Please turn the paragraph in the Spring Boot setup guide below that begins "This class is the entry point" into a short bulleted list that keeps its main facts.
DOCUMENT TEXT Block Start
To set up a Spring Boot application
To set up a Spring Boot application, follow these steps:
1. Install Java and Spring Boot Tools
Java: You need Java 8 or higher installed on your system.
Spring Boot Tools: You can use IDEs like IntelliJ IDEA or Eclipse, which support Spring Boot with plugins.
2. Create a Spring Boot Project
You can create a Spring Boot project using Spring Initializr (https://start.spring.io/):
Select Project: Maven or Gradle
Select Language: Java
Spring Boot version: Choose the latest stable version
Project Metadata:
Group: com.example
Artifact: demo
Name: demo
Description: A simple Spring Boot application
Package Name: com.example.demo
Packaging: Jar
Java Version: 11 or 8
Add Spring Web as a dependency (this will add the necessary libraries for building a web app).
Click Generate, which will create a zip file containing the basic structure of the project.
3. Set Up the Application Class
After unzipping the generated project, you'll have a folder structure like this:
src
├── main
│ ├── java
│ │ └── com
│ │ └── example
│ │ └── demo
│ │ └── DemoApplication.java
│ └── resources
│ ├── application.properties
│ └── static
└── test
└── java
└── com
└── example
└── demo
└── DemoApplicationTests.java
In the DemoApplication.java file, you will have a simple class like this:
package com.example.demo;
import org.springframework.boot.SpringApplication;
import org.springframework.boot.autoconfigure.SpringBootApplication;
@SpringBootApplication
public class DemoApplication {
public static void main(String[] args) {
SpringApplication.run(DemoApplication.class, args);
}
}
This class is the entry point for the Spring Boot application. The @SpringBootApplication annotation enables component scanning, auto-configuration, and property support.
DOCUMENT TEXT Block End
RECORDS Block Start
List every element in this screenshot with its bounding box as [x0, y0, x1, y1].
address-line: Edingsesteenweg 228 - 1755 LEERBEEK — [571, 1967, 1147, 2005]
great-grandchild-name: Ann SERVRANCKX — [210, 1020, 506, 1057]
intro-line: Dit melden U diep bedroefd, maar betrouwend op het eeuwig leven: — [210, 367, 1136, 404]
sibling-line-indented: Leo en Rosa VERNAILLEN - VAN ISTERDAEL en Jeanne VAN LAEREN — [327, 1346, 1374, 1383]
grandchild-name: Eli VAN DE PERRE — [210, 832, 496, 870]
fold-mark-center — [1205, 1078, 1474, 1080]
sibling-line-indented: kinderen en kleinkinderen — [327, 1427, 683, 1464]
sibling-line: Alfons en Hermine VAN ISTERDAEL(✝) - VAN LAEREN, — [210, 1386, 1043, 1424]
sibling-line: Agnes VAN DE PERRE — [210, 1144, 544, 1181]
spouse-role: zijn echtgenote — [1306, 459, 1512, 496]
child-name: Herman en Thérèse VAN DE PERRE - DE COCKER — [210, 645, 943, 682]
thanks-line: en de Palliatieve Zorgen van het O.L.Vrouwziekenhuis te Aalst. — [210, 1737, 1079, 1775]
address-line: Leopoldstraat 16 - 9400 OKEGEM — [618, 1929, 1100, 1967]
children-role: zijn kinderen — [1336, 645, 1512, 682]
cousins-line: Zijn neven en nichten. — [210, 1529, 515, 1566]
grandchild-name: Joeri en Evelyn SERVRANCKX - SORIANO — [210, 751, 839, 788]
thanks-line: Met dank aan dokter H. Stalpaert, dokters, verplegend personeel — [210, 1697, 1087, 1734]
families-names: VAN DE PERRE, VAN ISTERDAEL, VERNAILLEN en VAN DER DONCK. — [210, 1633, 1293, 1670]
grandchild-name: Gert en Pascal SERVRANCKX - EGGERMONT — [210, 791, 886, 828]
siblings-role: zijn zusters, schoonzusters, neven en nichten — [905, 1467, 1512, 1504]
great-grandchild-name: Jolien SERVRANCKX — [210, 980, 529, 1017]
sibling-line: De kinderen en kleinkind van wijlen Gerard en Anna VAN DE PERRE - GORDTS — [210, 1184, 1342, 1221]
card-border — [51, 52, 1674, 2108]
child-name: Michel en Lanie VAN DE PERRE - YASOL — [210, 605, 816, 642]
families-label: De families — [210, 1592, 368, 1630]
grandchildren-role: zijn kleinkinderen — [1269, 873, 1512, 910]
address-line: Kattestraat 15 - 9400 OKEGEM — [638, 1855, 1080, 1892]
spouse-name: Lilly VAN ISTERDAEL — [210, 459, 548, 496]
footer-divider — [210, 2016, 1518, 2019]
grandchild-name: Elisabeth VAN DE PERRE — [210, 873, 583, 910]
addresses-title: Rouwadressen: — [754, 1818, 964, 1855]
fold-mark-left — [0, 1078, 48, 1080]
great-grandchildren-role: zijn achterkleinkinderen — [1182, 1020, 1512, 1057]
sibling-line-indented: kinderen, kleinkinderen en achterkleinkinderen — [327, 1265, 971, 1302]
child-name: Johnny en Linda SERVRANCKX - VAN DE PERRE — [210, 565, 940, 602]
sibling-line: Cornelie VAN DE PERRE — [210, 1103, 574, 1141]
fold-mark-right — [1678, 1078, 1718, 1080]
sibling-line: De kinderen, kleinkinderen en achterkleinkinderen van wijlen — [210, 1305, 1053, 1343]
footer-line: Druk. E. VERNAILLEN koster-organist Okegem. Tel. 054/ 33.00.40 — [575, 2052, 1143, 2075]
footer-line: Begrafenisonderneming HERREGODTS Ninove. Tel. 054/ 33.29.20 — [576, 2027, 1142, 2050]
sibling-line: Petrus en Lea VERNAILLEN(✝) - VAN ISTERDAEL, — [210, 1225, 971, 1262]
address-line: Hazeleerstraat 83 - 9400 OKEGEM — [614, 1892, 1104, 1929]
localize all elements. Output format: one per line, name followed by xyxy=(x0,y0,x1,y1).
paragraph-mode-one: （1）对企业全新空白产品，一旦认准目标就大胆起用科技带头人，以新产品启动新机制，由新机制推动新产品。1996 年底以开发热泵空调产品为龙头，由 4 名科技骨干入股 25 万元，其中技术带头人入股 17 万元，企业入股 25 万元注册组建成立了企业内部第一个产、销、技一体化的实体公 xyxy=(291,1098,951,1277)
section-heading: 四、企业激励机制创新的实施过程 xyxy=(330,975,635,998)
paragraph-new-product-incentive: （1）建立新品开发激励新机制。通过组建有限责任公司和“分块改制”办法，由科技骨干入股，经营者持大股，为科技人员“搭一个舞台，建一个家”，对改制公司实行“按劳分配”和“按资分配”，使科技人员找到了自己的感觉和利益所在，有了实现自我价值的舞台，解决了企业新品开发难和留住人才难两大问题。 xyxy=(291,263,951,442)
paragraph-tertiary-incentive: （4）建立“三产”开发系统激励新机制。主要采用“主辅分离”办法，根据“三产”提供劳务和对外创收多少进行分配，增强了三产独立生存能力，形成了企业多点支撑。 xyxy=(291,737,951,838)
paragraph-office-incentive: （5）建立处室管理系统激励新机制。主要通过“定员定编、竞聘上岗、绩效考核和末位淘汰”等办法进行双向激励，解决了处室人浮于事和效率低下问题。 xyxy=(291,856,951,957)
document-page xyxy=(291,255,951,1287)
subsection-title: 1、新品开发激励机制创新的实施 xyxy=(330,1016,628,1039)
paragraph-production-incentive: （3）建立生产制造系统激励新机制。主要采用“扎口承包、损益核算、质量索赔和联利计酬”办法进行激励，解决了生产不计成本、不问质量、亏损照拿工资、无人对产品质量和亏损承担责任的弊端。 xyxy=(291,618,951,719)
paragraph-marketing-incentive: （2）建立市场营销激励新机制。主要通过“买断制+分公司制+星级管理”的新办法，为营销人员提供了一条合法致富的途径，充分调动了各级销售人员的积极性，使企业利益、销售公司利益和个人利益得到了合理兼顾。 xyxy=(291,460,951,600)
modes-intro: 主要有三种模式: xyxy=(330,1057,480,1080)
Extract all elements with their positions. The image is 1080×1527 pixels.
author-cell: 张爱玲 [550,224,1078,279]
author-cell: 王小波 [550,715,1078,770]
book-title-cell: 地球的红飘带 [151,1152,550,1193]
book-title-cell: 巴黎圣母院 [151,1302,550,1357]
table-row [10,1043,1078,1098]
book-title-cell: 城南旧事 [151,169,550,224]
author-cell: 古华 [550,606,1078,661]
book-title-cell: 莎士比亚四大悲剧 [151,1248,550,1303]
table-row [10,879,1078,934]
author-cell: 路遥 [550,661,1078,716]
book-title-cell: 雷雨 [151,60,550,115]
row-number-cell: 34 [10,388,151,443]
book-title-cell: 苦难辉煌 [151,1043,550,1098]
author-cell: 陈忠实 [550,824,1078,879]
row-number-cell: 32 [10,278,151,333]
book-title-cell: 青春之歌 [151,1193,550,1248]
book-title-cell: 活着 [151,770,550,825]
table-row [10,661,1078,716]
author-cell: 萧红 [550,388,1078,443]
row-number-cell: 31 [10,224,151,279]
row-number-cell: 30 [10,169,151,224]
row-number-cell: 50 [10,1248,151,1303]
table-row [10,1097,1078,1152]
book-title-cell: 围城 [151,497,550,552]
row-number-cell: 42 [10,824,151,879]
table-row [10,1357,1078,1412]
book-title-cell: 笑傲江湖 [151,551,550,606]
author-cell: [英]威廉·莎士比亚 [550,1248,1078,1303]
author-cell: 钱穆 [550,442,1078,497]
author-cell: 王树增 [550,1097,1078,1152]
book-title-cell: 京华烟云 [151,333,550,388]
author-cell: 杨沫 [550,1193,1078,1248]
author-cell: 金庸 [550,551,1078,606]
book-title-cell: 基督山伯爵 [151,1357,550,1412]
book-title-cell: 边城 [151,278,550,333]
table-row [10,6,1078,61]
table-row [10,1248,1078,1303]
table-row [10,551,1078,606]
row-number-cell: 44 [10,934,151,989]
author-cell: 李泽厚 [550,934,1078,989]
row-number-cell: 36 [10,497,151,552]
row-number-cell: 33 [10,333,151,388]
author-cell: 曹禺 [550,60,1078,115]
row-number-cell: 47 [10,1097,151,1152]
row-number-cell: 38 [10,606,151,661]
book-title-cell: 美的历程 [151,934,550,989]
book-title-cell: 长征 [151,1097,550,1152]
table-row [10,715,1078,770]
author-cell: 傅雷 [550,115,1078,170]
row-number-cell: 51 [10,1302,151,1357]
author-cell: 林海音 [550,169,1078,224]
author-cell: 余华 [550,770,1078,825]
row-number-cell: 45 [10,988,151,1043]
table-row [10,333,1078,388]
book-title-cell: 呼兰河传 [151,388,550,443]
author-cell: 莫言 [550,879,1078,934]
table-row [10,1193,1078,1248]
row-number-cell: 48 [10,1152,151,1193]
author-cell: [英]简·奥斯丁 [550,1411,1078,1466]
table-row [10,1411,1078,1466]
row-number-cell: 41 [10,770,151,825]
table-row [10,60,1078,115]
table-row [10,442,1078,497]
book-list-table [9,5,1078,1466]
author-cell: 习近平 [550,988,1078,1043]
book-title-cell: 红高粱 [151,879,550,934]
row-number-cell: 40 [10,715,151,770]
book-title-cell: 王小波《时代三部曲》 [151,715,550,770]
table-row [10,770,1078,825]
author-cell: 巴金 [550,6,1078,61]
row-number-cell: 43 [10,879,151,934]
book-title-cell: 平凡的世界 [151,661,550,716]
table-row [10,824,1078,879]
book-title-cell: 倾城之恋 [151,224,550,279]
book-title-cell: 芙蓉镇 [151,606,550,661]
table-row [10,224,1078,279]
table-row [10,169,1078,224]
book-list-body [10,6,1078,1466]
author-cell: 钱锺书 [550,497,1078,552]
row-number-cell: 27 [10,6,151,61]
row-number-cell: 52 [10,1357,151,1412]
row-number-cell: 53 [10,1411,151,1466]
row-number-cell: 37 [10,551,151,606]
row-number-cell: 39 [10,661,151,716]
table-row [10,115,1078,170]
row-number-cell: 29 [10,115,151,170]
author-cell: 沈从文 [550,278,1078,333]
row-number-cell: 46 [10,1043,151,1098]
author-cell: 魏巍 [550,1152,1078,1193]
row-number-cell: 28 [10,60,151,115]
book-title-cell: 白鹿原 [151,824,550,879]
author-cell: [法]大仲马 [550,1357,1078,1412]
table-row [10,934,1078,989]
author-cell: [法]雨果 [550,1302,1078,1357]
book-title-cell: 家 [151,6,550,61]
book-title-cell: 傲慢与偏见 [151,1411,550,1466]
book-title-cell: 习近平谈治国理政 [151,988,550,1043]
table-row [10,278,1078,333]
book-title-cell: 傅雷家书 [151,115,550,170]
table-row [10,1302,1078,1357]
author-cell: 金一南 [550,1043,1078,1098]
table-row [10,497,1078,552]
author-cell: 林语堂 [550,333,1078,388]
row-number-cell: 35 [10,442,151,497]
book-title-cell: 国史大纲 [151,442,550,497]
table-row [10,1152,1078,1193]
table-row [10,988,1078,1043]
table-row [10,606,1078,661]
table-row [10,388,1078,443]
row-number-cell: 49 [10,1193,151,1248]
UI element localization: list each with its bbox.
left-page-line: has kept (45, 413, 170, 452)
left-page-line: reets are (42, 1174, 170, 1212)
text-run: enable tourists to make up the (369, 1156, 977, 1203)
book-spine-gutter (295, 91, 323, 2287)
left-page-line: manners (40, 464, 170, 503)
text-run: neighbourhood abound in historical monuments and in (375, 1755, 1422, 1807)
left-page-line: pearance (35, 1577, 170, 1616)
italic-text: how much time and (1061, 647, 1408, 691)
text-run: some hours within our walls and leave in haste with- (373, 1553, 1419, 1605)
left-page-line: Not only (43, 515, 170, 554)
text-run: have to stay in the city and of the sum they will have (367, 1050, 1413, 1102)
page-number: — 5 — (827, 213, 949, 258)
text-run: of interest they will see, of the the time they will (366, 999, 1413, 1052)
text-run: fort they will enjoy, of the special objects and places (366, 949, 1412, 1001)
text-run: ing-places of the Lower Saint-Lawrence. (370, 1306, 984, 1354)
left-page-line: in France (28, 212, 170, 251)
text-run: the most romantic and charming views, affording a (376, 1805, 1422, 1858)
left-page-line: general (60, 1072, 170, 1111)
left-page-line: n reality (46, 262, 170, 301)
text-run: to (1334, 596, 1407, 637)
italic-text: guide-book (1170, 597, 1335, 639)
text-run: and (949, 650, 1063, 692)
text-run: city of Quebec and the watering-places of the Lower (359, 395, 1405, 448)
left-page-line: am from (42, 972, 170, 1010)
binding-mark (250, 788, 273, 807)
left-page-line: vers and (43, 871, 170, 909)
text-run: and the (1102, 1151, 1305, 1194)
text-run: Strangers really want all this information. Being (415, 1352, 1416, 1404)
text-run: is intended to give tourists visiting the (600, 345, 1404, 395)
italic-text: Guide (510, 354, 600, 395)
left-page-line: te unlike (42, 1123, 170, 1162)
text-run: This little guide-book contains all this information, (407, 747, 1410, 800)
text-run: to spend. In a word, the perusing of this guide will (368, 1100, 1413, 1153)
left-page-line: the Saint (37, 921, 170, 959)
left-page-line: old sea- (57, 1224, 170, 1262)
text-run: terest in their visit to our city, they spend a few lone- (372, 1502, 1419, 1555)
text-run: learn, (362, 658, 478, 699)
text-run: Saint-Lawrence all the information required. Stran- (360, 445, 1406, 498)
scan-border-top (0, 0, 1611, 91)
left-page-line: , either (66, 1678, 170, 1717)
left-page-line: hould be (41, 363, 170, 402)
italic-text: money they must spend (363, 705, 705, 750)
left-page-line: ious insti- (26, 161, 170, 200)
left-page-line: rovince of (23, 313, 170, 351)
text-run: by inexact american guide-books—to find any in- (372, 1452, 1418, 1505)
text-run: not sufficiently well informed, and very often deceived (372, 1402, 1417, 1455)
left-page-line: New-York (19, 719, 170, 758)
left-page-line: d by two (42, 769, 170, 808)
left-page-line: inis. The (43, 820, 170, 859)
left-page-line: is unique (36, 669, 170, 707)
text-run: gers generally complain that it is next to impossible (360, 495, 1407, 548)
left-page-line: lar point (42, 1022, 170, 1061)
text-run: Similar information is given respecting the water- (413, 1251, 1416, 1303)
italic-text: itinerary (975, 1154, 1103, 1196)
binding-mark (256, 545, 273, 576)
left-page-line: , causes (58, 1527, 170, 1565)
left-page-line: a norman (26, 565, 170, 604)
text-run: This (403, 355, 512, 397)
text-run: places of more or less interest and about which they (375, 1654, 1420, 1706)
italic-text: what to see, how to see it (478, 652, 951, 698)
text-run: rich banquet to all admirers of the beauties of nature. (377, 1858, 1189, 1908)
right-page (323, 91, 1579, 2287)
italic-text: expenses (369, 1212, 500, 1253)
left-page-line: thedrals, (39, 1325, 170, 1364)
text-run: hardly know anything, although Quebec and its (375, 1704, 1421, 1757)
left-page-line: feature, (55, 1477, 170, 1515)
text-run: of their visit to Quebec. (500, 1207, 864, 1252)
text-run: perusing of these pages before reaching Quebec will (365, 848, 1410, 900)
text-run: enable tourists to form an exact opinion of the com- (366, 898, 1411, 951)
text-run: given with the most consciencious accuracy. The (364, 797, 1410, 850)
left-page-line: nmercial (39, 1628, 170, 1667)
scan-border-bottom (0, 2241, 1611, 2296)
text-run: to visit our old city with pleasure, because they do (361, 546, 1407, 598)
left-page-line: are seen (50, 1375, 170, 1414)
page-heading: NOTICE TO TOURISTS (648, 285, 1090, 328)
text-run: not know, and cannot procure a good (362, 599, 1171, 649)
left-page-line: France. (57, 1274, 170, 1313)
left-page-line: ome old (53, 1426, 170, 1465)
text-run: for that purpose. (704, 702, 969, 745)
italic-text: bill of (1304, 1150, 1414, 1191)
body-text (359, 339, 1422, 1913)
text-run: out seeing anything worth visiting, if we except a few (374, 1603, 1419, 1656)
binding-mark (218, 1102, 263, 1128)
RECORDS Block End
* **SOLUTION TO THE EXERCISE**
- DemoApplication is the entry point for the Spring Boot application.
- The @SpringBootApplication annotation enables:
  - component scanning
  - auto-configuration
  - property support